◆ **Work to complete**: Skip the pictures and extract all of the lines exactly as written.

Stored data entries:
──────────────────────────────

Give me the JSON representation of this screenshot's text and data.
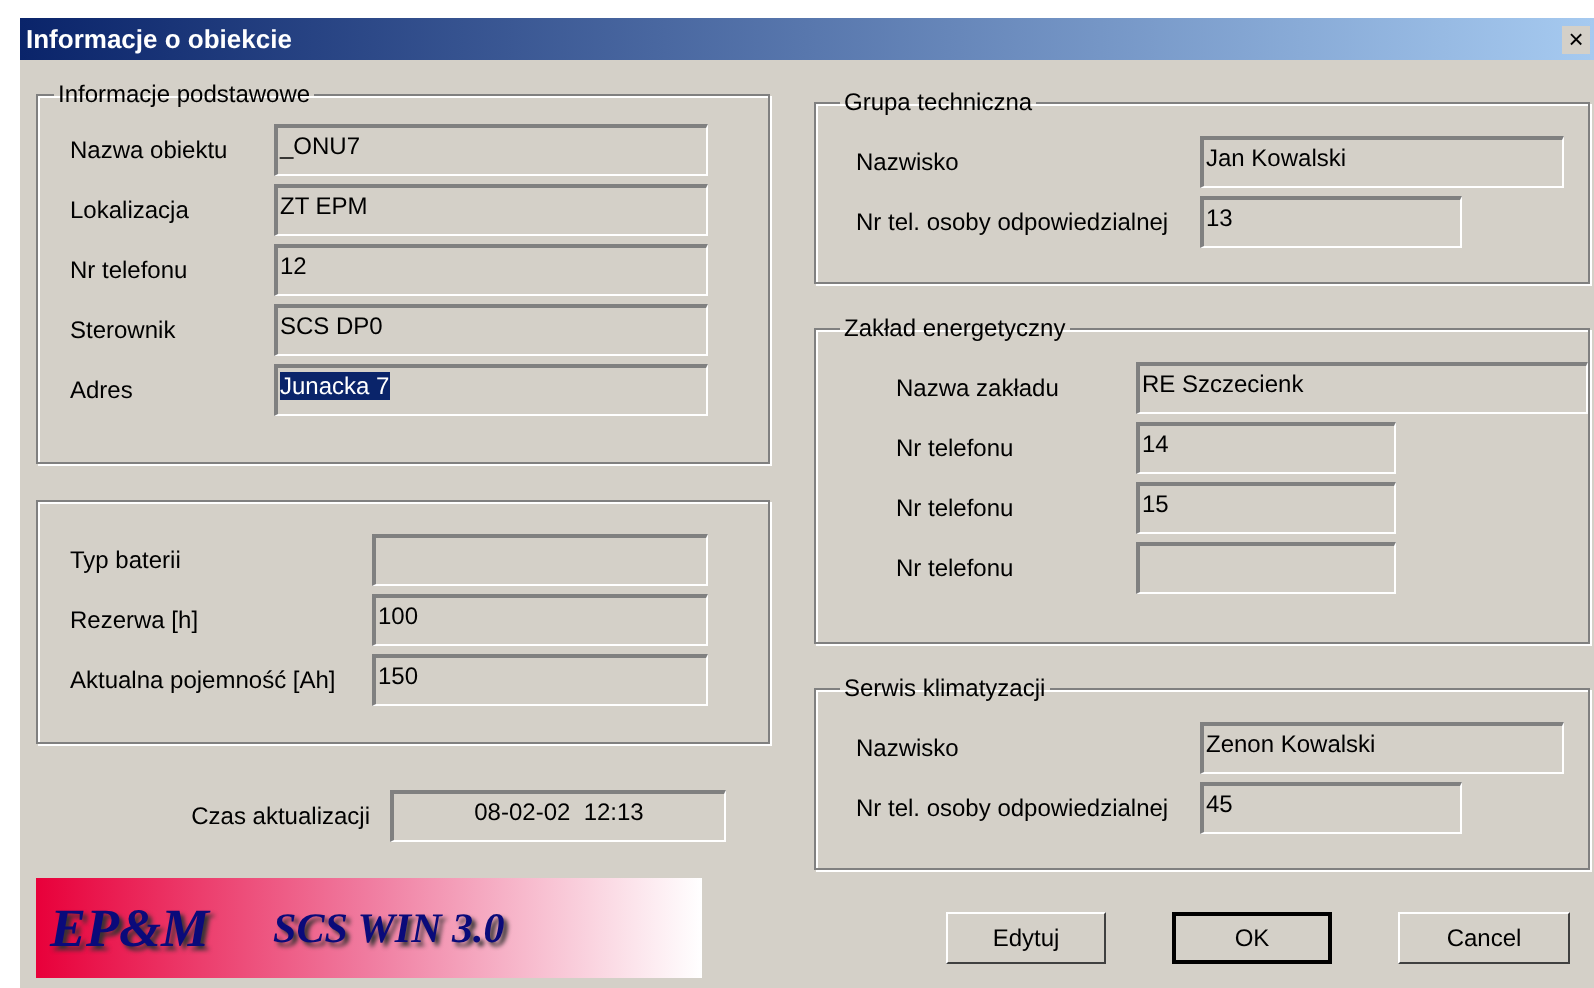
{
  "window": {
    "title": "Informacje o obiekcie",
    "close": "×"
  },
  "basic_info": {
    "title": "Informacje podstawowe",
    "fields": [
      {
        "label": "Nazwa obiektu",
        "value": "_ONU7",
        "selected": false
      },
      {
        "label": "Lokalizacja",
        "value": "ZT EPM",
        "selected": false
      },
      {
        "label": "Nr telefonu",
        "value": "12",
        "selected": false
      },
      {
        "label": "Sterownik",
        "value": "SCS DP0",
        "selected": false
      },
      {
        "label": "Adres",
        "value": "Junacka 7",
        "selected": true
      }
    ]
  },
  "battery": {
    "fields": [
      {
        "label": "Typ baterii"
      },
      {
        "label": "Rezerwa [h]",
        "value": "100"
      },
      {
        "label": "Aktualna pojemność [Ah]",
        "value": "150"
      }
    ]
  },
  "update_time": {
    "label": "Czas aktualizacji",
    "value": "08-02-02  12:13"
  },
  "logo": {
    "brand": "EP&M",
    "product": "SCS WIN 3.0"
  },
  "technical_group": {
    "title": "Grupa techniczna",
    "fields": [
      {
        "label": "Nazwisko",
        "value": "Jan Kowalski"
      },
      {
        "label": "Nr tel. osoby odpowiedzialnej",
        "value": "13"
      }
    ]
  },
  "power_company": {
    "title": "Zakład energetyczny",
    "fields": [
      {
        "label": "Nazwa zakładu",
        "value": "RE Szczecienk"
      },
      {
        "label": "Nr telefonu",
        "value": "14"
      },
      {
        "label": "Nr telefonu",
        "value": "15"
      },
      {
        "label": "Nr telefonu"
      }
    ]
  },
  "ac_service": {
    "title": "Serwis klimatyzacji",
    "fields": [
      {
        "label": "Nazwisko",
        "value": "Zenon Kowalski"
      },
      {
        "label": "Nr tel. osoby odpowiedzialnej",
        "value": "45"
      }
    ]
  },
  "buttons": [
    {
      "label": "Edytuj",
      "default": false
    },
    {
      "label": "OK",
      "default": true
    },
    {
      "label": "Cancel",
      "default": false
    }
  ]
}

──────────────────────────────

◆ **Written answer**:
Give me the JSON representation of this screenshot's text and data.
{
  "window": {
    "title": "Informacje o obiekcie",
    "close": "×"
  },
  "basic_info": {
    "title": "Informacje podstawowe",
    "fields": [
      {
        "label": "Nazwa obiektu",
        "value": "_ONU7",
        "selected": false
      },
      {
        "label": "Lokalizacja",
        "value": "ZT EPM",
        "selected": false
      },
      {
        "label": "Nr telefonu",
        "value": "12",
        "selected": false
      },
      {
        "label": "Sterownik",
        "value": "SCS DP0",
        "selected": false
      },
      {
        "label": "Adres",
        "value": "Junacka 7",
        "selected": true
      }
    ]
  },
  "battery": {
    "fields": [
      {
        "label": "Typ baterii"
      },
      {
        "label": "Rezerwa [h]",
        "value": "100"
      },
      {
        "label": "Aktualna pojemność [Ah]",
        "value": "150"
      }
    ]
  },
  "update_time": {
    "label": "Czas aktualizacji",
    "value": "08-02-02  12:13"
  },
  "logo": {
    "brand": "EP&M",
    "product": "SCS WIN 3.0"
  },
  "technical_group": {
    "title": "Grupa techniczna",
    "fields": [
      {
        "label": "Nazwisko",
        "value": "Jan Kowalski"
      },
      {
        "label": "Nr tel. osoby odpowiedzialnej",
        "value": "13"
      }
    ]
  },
  "power_company": {
    "title": "Zakład energetyczny",
    "fields": [
      {
        "label": "Nazwa zakładu",
        "value": "RE Szczecienk"
      },
      {
        "label": "Nr telefonu",
        "value": "14"
      },
      {
        "label": "Nr telefonu",
        "value": "15"
      },
      {
        "label": "Nr telefonu"
      }
    ]
  },
  "ac_service": {
    "title": "Serwis klimatyzacji",
    "fields": [
      {
        "label": "Nazwisko",
        "value": "Zenon Kowalski"
      },
      {
        "label": "Nr tel. osoby odpowiedzialnej",
        "value": "45"
      }
    ]
  },
  "buttons": [
    {
      "label": "Edytuj",
      "default": false
    },
    {
      "label": "OK",
      "default": true
    },
    {
      "label": "Cancel",
      "default": false
    }
  ]
}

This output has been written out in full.